Write every line of the material out exactly as shown.
** begin Exercise material **
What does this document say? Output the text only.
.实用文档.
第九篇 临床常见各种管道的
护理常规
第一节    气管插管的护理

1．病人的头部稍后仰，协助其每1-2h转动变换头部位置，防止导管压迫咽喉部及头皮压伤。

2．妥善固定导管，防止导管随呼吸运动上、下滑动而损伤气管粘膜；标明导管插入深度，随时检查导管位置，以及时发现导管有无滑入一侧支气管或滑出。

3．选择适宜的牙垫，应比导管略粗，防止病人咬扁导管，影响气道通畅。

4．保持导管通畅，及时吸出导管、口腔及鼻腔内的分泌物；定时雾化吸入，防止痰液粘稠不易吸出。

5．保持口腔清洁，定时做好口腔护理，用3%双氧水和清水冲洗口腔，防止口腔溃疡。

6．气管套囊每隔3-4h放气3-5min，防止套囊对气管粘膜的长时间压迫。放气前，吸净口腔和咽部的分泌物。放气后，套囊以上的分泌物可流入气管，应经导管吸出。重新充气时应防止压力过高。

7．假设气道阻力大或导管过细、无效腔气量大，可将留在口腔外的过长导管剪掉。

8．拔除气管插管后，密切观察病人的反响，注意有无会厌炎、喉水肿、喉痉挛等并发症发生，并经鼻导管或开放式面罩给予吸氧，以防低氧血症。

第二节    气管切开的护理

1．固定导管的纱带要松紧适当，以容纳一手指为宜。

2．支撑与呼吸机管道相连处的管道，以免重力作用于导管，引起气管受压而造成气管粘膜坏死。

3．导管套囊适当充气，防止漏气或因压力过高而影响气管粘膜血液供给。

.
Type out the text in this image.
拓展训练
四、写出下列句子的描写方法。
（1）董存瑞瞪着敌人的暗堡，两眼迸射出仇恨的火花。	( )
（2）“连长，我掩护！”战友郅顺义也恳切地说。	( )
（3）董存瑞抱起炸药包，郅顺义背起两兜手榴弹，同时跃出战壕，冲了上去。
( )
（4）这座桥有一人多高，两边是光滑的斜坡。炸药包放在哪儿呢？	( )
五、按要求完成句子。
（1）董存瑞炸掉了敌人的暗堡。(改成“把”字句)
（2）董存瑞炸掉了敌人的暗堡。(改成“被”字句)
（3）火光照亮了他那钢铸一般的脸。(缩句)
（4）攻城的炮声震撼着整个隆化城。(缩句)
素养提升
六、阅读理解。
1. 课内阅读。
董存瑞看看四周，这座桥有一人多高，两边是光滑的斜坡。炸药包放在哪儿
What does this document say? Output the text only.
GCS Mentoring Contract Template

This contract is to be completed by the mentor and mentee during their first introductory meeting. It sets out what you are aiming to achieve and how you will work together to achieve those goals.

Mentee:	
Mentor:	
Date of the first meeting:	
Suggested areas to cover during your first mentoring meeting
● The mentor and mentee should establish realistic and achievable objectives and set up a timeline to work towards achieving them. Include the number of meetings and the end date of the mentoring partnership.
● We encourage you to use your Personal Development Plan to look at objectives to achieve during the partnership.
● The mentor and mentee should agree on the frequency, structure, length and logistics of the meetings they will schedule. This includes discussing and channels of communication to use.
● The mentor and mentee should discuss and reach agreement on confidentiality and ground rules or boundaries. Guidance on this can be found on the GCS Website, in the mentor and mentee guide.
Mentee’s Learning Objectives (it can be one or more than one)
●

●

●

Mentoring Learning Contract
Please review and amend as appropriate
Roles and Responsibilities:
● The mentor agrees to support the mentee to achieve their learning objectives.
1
** end Exercise material **
**Solution:**
What does this document say? Output the text only.
.实用文档.
第九篇 临床常见各种管道的
护理常规
第一节    气管插管的护理

1．病人的头部稍后仰，协助其每1-2h转动变换头部位置，防止导管压迫咽喉部及头皮压伤。

2．妥善固定导管，防止导管随呼吸运动上、下滑动而损伤气管粘膜；标明导管插入深度，随时检查导管位置，以及时发现导管有无滑入一侧支气管或滑出。

3．选择适宜的牙垫，应比导管略粗，防止病人咬扁导管，影响气道通畅。

4．保持导管通畅，及时吸出导管、口腔及鼻腔内的分泌物；定时雾化吸入，防止痰液粘稠不易吸出。

5．保持口腔清洁，定时做好口腔护理，用3%双氧水和清水冲洗口腔，防止口腔溃疡。

6．气管套囊每隔3-4h放气3-5min，防止套囊对气管粘膜的长时间压迫。放气前，吸净口腔和咽部的分泌物。放气后，套囊以上的分泌物可流入气管，应经导管吸出。重新充气时应防止压力过高。

7．假设气道阻力大或导管过细、无效腔气量大，可将留在口腔外的过长导管剪掉。

8．拔除气管插管后，密切观察病人的反响，注意有无会厌炎、喉水肿、喉痉挛等并发症发生，并经鼻导管或开放式面罩给予吸氧，以防低氧血症。

第二节    气管切开的护理

1．固定导管的纱带要松紧适当，以容纳一手指为宜。

2．支撑与呼吸机管道相连处的管道，以免重力作用于导管，引起气管受压而造成气管粘膜坏死。

3．导管套囊适当充气，防止漏气或因压力过高而影响气管粘膜血液供给。

.
Type out the text in this image.
拓展训练
四、写出下列句子的描写方法。
（1）董存瑞瞪着敌人的暗堡，两眼迸射出仇恨的火花。	( )
（2）“连长，我掩护！”战友郅顺义也恳切地说。	( )
（3）董存瑞抱起炸药包，郅顺义背起两兜手榴弹，同时跃出战壕，冲了上去。
( )
（4）这座桥有一人多高，两边是光滑的斜坡。炸药包放在哪儿呢？	( )
五、按要求完成句子。
（1）董存瑞炸掉了敌人的暗堡。(改成“把”字句)
（2）董存瑞炸掉了敌人的暗堡。(改成“被”字句)
（3）火光照亮了他那钢铸一般的脸。(缩句)
（4）攻城的炮声震撼着整个隆化城。(缩句)
素养提升
六、阅读理解。
1. 课内阅读。
董存瑞看看四周，这座桥有一人多高，两边是光滑的斜坡。炸药包放在哪儿
What does this document say? Output the text only.
GCS Mentoring Contract Template

This contract is to be completed by the mentor and mentee during their first introductory meeting. It sets out what you are aiming to achieve and how you will work together to achieve those goals.

Mentee:	
Mentor:	
Date of the first meeting:	
Suggested areas to cover during your first mentoring meeting
● The mentor and mentee should establish realistic and achievable objectives and set up a timeline to work towards achieving them. Include the number of meetings and the end date of the mentoring partnership.
● We encourage you to use your Personal Development Plan to look at objectives to achieve during the partnership.
● The mentor and mentee should agree on the frequency, structure, length and logistics of the meetings they will schedule. This includes discussing and channels of communication to use.
● The mentor and mentee should discuss and reach agreement on confidentiality and ground rules or boundaries. Guidance on this can be found on the GCS Website, in the mentor and mentee guide.
Mentee’s Learning Objectives (it can be one or more than one)
●

●

●

Mentoring Learning Contract
Please review and amend as appropriate
Roles and Responsibilities:
● The mentor agrees to support the mentee to achieve their learning objectives.
1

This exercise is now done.